**Data shown**

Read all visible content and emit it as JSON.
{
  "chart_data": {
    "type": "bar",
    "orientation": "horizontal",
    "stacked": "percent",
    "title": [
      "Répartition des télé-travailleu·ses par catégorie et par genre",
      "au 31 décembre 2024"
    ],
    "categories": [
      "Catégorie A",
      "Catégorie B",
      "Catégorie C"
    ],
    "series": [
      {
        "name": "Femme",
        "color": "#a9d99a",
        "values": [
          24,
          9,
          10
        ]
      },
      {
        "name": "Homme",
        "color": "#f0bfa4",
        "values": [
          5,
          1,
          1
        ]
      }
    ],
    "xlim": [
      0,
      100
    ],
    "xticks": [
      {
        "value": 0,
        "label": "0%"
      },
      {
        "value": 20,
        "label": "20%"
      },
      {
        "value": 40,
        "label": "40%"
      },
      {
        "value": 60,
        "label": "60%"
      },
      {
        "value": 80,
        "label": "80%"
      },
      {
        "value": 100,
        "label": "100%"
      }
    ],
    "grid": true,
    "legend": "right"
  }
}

**Work to do**
Extract every entry in the listing word for word.

**Problem solution**
Read all visible content and emit it as JSON.
{
  "chart_data": {
    "type": "bar",
    "orientation": "horizontal",
    "stacked": "percent",
    "title": [
      "Répartition des télé-travailleu·ses par catégorie et par genre",
      "au 31 décembre 2024"
    ],
    "categories": [
      "Catégorie A",
      "Catégorie B",
      "Catégorie C"
    ],
    "series": [
      {
        "name": "Femme",
        "color": "#a9d99a",
        "values": [
          24,
          9,
          10
        ]
      },
      {
        "name": "Homme",
        "color": "#f0bfa4",
        "values": [
          5,
          1,
          1
        ]
      }
    ],
    "xlim": [
      0,
      100
    ],
    "xticks": [
      {
        "value": 0,
        "label": "0%"
      },
      {
        "value": 20,
        "label": "20%"
      },
      {
        "value": 40,
        "label": "40%"
      },
      {
        "value": 60,
        "label": "60%"
      },
      {
        "value": 80,
        "label": "80%"
      },
      {
        "value": 100,
        "label": "100%"
      }
    ],
    "grid": true,
    "legend": "right"
  }
}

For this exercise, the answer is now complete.